Copy every line with the string "this" in it.

» Stored records
━━━━━━━━

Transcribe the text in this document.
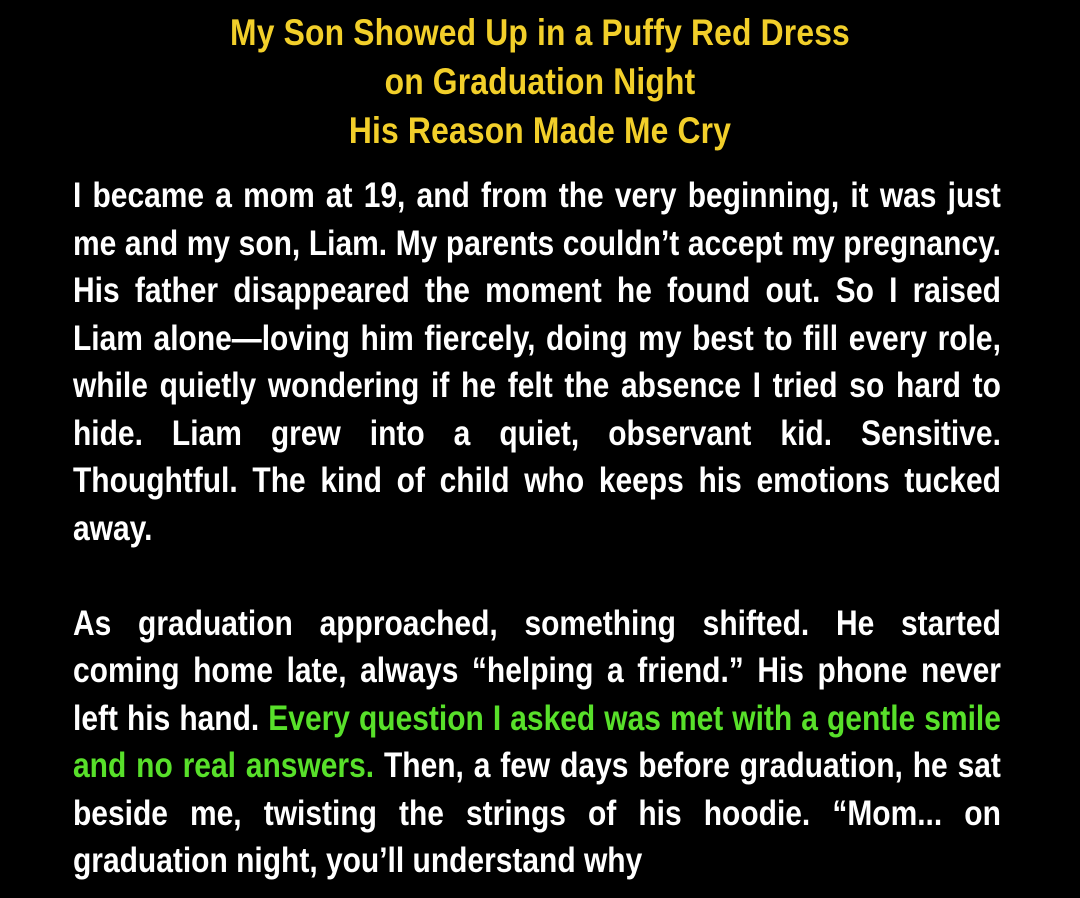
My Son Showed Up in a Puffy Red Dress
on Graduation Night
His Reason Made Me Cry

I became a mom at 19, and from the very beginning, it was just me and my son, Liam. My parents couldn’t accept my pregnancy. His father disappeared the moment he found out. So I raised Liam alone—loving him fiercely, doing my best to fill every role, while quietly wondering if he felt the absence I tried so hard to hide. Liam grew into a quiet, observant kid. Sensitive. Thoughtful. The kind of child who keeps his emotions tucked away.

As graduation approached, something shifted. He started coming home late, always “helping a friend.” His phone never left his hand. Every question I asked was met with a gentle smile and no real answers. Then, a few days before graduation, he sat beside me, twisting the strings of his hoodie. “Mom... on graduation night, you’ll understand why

━━━━━━━━

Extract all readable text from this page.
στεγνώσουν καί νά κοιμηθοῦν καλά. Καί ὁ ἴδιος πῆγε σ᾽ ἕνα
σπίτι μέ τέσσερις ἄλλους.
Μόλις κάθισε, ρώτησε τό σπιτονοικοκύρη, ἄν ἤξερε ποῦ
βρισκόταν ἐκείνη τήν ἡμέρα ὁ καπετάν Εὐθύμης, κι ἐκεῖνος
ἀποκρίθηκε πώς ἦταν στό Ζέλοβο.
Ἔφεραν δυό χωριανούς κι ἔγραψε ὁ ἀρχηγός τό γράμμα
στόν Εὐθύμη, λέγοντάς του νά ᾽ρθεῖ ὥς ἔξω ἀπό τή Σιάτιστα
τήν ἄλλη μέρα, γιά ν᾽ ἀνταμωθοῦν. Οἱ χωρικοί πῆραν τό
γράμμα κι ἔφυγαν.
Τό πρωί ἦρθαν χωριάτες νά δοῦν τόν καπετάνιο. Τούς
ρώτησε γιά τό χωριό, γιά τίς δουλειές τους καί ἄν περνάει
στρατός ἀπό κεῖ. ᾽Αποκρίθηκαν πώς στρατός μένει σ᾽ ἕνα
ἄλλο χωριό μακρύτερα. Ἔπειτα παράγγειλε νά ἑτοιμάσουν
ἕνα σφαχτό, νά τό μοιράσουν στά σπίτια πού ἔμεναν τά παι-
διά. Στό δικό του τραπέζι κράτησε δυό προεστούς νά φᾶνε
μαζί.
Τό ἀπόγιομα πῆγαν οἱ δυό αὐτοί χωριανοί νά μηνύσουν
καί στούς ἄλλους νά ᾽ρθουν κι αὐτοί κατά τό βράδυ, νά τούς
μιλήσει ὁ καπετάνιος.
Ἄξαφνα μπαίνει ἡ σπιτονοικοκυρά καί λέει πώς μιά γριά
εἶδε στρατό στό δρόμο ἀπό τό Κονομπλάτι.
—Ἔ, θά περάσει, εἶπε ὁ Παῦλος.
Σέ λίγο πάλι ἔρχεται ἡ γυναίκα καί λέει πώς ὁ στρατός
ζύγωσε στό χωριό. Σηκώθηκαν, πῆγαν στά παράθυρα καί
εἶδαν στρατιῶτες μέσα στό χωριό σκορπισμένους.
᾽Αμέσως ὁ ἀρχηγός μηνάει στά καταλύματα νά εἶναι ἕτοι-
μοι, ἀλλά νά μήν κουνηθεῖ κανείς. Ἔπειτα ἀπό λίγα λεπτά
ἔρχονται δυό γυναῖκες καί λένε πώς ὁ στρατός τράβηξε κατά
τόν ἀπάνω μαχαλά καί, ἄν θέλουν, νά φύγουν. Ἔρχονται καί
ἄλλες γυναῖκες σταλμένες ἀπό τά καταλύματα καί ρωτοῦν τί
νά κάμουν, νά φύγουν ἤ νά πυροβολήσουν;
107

━━━━━━━━

» Final result
Transcribe the text in this document.
Extract all readable text from this page.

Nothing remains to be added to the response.